Aim of the task: Your answer should be one number: the count of lines in these entries that hold the word "JSON".

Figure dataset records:
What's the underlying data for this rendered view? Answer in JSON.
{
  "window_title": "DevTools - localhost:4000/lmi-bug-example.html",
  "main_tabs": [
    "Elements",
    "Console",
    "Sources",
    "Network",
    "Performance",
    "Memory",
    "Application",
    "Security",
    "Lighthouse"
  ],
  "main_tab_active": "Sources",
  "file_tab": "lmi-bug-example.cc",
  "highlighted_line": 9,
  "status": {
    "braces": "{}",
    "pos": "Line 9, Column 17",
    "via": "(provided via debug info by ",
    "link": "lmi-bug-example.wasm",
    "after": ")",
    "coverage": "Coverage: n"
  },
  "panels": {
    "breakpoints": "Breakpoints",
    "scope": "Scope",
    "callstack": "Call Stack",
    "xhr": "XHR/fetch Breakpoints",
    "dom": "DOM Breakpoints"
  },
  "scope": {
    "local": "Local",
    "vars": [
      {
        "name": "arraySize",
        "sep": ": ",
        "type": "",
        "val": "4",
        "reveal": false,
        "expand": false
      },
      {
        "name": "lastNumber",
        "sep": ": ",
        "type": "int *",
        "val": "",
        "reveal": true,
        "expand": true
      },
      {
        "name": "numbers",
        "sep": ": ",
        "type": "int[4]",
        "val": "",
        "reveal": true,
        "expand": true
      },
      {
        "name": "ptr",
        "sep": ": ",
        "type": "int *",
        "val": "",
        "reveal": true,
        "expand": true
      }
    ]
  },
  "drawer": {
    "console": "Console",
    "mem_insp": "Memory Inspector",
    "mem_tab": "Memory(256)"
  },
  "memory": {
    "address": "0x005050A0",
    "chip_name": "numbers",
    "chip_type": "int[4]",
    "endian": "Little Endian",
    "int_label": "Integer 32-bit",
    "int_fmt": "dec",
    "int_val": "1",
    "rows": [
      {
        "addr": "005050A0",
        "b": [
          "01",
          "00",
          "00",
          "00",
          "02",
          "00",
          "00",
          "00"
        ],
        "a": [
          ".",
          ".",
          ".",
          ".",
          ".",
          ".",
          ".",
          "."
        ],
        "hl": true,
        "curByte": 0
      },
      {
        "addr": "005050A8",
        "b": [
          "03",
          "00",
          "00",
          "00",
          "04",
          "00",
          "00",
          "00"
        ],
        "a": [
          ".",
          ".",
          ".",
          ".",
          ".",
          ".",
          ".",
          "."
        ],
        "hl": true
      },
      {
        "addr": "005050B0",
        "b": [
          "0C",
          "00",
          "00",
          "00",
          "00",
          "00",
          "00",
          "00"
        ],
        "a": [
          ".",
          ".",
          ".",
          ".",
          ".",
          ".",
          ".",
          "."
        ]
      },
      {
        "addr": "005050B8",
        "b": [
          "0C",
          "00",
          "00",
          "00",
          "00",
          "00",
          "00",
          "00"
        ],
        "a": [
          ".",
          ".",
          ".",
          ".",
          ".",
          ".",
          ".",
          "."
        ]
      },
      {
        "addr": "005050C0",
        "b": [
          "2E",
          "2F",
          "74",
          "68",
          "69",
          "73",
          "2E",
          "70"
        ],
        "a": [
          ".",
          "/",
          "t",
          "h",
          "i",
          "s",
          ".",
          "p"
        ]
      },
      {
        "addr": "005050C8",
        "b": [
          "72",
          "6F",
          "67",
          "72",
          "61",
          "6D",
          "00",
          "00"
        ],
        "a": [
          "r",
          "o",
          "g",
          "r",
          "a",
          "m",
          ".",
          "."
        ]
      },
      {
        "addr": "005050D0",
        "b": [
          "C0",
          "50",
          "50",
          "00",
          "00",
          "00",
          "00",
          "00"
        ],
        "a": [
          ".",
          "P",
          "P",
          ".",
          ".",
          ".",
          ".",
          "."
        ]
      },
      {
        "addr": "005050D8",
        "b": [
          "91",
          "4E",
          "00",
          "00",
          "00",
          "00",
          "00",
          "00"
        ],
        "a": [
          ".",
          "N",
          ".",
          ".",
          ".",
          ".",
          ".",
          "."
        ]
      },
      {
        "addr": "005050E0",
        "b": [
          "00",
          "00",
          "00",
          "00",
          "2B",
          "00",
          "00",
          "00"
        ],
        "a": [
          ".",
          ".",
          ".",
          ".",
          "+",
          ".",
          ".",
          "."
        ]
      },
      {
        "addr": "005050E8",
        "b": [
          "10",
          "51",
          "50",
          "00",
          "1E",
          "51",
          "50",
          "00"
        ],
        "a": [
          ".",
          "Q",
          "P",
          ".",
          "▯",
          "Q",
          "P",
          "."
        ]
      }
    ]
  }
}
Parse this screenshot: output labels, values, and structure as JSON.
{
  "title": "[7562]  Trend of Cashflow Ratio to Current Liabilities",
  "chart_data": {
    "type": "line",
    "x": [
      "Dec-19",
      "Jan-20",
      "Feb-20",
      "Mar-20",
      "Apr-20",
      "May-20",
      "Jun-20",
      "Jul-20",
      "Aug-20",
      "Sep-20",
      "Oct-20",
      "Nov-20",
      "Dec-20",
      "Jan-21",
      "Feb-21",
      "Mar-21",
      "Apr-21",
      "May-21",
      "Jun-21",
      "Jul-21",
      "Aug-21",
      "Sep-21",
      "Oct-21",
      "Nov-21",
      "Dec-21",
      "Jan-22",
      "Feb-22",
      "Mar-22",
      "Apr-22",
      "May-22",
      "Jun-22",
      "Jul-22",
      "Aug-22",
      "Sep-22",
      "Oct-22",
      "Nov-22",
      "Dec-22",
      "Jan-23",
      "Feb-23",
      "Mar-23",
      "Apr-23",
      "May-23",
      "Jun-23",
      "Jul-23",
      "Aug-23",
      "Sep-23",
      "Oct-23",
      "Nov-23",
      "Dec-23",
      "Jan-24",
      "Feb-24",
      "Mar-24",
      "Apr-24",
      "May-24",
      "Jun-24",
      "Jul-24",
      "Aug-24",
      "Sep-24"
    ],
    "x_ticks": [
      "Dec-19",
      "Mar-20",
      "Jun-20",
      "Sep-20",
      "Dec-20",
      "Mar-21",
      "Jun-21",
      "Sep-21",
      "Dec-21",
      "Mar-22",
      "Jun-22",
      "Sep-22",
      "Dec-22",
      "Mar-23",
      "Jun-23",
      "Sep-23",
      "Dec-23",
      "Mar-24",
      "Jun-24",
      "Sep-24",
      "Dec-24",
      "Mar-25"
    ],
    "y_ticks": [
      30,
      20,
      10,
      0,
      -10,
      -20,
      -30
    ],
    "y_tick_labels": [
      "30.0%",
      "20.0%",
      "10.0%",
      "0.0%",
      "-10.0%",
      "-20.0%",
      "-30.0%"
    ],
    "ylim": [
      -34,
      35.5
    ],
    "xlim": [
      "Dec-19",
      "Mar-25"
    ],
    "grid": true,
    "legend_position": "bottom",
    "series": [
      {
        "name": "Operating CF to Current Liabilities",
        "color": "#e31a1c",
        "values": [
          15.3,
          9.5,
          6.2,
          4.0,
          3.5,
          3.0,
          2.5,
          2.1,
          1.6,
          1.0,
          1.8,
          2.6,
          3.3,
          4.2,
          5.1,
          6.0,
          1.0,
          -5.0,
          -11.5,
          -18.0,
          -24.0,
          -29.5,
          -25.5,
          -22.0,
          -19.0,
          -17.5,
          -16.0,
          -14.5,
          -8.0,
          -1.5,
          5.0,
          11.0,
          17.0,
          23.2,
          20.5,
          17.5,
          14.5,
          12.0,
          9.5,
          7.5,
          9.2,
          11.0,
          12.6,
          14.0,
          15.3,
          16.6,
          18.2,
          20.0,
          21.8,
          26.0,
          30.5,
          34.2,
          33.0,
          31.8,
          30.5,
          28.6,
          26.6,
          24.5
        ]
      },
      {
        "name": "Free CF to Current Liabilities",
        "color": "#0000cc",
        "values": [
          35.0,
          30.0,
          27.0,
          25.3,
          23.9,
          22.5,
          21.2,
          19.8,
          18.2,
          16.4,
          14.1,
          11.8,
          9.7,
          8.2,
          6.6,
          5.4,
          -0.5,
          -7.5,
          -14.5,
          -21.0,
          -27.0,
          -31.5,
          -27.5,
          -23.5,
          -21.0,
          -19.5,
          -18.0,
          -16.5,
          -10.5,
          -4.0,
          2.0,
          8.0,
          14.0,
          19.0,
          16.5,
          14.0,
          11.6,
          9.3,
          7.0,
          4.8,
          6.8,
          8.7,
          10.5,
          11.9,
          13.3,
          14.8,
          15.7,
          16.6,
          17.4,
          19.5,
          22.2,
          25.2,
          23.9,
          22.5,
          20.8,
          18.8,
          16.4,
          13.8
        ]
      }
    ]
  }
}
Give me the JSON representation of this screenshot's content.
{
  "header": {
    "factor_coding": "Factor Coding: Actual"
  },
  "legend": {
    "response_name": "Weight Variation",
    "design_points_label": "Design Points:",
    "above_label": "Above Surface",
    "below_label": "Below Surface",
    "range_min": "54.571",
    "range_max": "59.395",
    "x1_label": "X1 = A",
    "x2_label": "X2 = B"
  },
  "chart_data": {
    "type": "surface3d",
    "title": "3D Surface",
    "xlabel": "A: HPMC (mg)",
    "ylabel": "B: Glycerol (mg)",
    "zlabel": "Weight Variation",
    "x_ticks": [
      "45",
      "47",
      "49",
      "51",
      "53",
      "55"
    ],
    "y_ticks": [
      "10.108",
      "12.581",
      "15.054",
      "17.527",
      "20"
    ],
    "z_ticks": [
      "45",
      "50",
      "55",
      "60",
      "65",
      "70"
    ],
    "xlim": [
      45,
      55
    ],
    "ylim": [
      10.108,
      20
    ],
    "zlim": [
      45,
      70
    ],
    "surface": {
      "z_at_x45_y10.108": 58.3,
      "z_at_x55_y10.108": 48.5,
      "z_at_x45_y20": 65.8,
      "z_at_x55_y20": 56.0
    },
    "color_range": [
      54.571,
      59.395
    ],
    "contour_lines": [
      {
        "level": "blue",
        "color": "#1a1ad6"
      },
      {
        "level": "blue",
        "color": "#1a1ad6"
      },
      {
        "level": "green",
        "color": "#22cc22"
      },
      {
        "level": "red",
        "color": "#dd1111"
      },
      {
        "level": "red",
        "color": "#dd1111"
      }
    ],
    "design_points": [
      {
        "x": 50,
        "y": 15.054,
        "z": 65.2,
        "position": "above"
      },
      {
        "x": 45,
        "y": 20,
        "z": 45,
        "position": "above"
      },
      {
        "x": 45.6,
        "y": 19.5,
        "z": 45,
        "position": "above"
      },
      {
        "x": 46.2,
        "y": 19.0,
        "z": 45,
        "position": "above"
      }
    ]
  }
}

Answer to the task: 3